◆ **DESCRIPTION OF THE TASK**:
For the word "cells", count the lines of the records that hold it, and give only that number.

◆ **INPUT FOR THIS TASK**:
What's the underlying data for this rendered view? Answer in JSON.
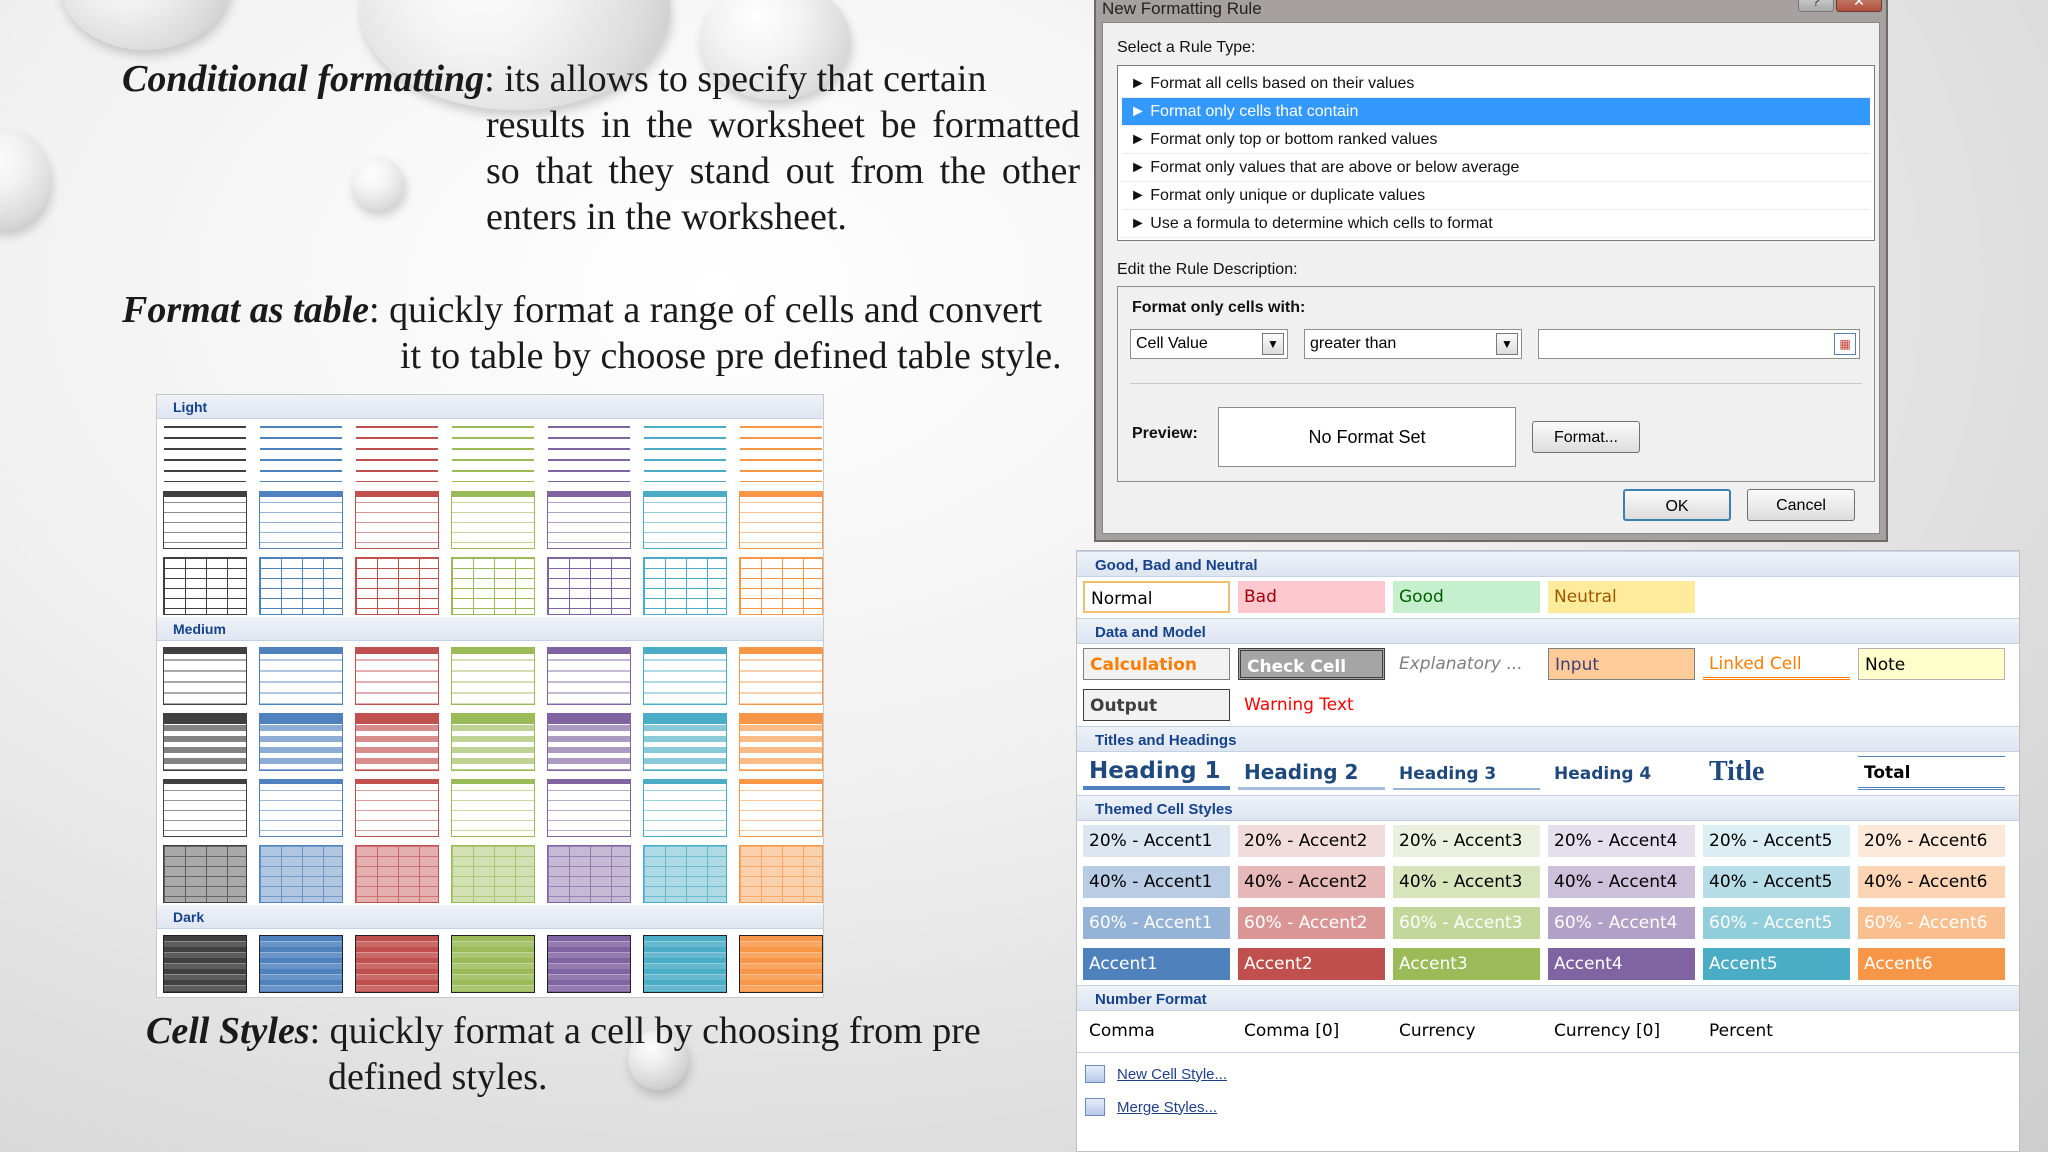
{
  "slide": {
    "cf_term": "Conditional formatting",
    "cf_text1": ": its allows to specify that certain",
    "cf_text2": "results in the worksheet be formatted so that they stand out from the other enters in the worksheet.",
    "ft_term": "Format as table",
    "ft_text1": ": quickly format a range of cells and convert",
    "ft_text2": "it to table by choose pre defined table style.",
    "cs_term": "Cell Styles",
    "cs_text1": ": quickly format a cell by choosing from pre",
    "cs_text2": "defined styles."
  },
  "table_styles": {
    "sections": [
      "Light",
      "Medium",
      "Dark"
    ],
    "colors": [
      "#404040",
      "#4f81bd",
      "#c0504d",
      "#9bbb59",
      "#8064a2",
      "#4bacc6",
      "#f79646"
    ]
  },
  "dialog": {
    "title": "New Formatting Rule",
    "select_rule_label": "Select a Rule Type:",
    "rules": [
      "► Format all cells based on their values",
      "► Format only cells that contain",
      "► Format only top or bottom ranked values",
      "► Format only values that are above or below average",
      "► Format only unique or duplicate values",
      "► Use a formula to determine which cells to format"
    ],
    "selected_rule": 1,
    "edit_desc_label": "Edit the Rule Description:",
    "format_with_label": "Format only cells with:",
    "combo1": "Cell Value",
    "combo2": "greater than",
    "value_input": "",
    "preview_label": "Preview:",
    "preview_text": "No Format Set",
    "format_button": "Format...",
    "ok": "OK",
    "cancel": "Cancel",
    "help": "?",
    "close": "✕"
  },
  "cell_styles": {
    "good_bad_header": "Good, Bad and Neutral",
    "good_bad": [
      "Normal",
      "Bad",
      "Good",
      "Neutral"
    ],
    "data_model_header": "Data and Model",
    "data_model_row1": [
      "Calculation",
      "Check Cell",
      "Explanatory ...",
      "Input",
      "Linked Cell",
      "Note"
    ],
    "data_model_row2": [
      "Output",
      "Warning Text"
    ],
    "titles_header": "Titles and Headings",
    "titles": [
      "Heading 1",
      "Heading 2",
      "Heading 3",
      "Heading 4",
      "Title",
      "Total"
    ],
    "themed_header": "Themed Cell Styles",
    "themed_20": [
      "20% - Accent1",
      "20% - Accent2",
      "20% - Accent3",
      "20% - Accent4",
      "20% - Accent5",
      "20% - Accent6"
    ],
    "themed_40": [
      "40% - Accent1",
      "40% - Accent2",
      "40% - Accent3",
      "40% - Accent4",
      "40% - Accent5",
      "40% - Accent6"
    ],
    "themed_60": [
      "60% - Accent1",
      "60% - Accent2",
      "60% - Accent3",
      "60% - Accent4",
      "60% - Accent5",
      "60% - Accent6"
    ],
    "themed_accent": [
      "Accent1",
      "Accent2",
      "Accent3",
      "Accent4",
      "Accent5",
      "Accent6"
    ],
    "number_header": "Number Format",
    "number": [
      "Comma",
      "Comma [0]",
      "Currency",
      "Currency [0]",
      "Percent"
    ],
    "new_style": "New Cell Style...",
    "merge_styles": "Merge Styles..."
  }
}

◆ **TASK RESULT**:
5